■ Description of the task ■
Take every line that has the string "name" and copy it out.

■ Raw data ■
--*--
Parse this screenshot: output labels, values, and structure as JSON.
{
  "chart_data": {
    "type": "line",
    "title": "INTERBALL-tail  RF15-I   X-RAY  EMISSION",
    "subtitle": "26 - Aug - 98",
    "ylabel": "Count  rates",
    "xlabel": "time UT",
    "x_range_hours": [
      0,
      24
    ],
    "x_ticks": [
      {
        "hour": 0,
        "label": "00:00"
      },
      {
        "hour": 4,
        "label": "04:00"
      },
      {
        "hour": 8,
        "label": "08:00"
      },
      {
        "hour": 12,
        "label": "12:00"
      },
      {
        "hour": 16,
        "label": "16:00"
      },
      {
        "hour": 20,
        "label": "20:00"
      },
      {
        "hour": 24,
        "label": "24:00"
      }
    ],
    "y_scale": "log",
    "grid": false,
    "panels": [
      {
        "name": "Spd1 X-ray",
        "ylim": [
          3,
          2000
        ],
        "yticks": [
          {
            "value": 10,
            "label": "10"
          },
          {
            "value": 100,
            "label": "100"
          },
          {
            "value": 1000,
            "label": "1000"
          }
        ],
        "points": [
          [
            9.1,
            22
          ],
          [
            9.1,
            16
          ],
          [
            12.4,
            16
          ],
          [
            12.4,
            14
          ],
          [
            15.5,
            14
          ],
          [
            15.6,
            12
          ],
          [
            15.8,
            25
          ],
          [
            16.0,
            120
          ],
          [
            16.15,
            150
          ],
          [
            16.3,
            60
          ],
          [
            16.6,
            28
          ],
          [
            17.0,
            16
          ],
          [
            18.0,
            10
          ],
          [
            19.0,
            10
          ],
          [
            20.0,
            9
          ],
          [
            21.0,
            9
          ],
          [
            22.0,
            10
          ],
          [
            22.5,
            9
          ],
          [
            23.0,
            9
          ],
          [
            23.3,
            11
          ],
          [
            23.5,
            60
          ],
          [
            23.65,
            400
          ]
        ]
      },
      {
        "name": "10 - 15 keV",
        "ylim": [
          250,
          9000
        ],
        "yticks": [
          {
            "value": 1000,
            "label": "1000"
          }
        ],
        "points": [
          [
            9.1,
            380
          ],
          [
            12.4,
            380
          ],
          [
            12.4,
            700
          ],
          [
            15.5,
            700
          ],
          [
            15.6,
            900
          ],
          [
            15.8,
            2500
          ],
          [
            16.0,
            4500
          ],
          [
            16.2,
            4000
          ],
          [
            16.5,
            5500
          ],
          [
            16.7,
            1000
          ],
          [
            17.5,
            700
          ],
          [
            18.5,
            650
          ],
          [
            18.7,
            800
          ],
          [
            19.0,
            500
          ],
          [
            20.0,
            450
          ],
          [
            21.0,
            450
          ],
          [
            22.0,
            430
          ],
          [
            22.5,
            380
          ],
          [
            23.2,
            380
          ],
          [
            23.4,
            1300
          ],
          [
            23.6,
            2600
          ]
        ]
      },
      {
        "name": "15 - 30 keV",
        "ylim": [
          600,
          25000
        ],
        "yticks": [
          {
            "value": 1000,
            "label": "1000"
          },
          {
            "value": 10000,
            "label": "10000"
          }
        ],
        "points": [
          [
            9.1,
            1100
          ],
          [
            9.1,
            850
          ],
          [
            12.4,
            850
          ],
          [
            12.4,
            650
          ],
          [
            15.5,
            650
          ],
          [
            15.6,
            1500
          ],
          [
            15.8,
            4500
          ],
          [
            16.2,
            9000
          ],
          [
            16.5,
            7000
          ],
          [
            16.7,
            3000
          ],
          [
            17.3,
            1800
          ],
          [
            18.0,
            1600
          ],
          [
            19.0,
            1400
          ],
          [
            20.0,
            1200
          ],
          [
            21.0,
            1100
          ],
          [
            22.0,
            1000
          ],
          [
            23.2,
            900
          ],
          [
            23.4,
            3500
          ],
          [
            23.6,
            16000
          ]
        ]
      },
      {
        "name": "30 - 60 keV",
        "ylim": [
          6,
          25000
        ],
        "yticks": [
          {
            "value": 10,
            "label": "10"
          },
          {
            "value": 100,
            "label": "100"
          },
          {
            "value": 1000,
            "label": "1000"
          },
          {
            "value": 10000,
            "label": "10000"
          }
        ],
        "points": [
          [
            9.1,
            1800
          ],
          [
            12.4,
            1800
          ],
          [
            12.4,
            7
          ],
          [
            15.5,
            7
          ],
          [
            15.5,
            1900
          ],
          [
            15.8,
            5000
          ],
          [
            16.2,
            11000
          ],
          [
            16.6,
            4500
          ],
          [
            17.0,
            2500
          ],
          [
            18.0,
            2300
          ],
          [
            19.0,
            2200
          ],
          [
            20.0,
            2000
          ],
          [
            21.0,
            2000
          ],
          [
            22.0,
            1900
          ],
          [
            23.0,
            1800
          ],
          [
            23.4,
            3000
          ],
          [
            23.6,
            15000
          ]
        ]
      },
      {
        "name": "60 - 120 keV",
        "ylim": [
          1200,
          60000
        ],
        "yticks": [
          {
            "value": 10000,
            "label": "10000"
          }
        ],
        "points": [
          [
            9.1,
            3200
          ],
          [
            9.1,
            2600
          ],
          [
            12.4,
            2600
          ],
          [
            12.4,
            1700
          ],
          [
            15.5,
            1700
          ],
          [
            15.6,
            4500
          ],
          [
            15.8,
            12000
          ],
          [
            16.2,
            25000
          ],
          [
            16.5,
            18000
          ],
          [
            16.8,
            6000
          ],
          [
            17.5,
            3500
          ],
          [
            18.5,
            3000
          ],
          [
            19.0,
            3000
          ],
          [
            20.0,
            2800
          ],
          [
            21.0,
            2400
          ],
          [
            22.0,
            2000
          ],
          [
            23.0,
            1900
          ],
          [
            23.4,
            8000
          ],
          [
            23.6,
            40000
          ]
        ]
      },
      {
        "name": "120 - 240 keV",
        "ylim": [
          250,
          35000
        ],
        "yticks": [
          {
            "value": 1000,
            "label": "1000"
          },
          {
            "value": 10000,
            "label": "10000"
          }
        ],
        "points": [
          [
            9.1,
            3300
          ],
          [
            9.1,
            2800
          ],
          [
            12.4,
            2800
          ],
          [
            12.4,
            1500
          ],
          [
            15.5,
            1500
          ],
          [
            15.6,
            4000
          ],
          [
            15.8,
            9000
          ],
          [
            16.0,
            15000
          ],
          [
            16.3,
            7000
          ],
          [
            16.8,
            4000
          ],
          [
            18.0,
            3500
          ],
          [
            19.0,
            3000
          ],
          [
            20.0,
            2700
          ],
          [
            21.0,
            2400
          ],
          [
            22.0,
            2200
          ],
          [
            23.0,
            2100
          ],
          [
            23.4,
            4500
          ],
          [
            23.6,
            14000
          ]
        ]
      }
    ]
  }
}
--*--
■ Output below ■
        "name": "Spd1 X-ray",
        "name": "10 - 15 keV",
        "name": "15 - 30 keV",
        "name": "30 - 60 keV",
        "name": "60 - 120 keV",
        "name": "120 - 240 keV",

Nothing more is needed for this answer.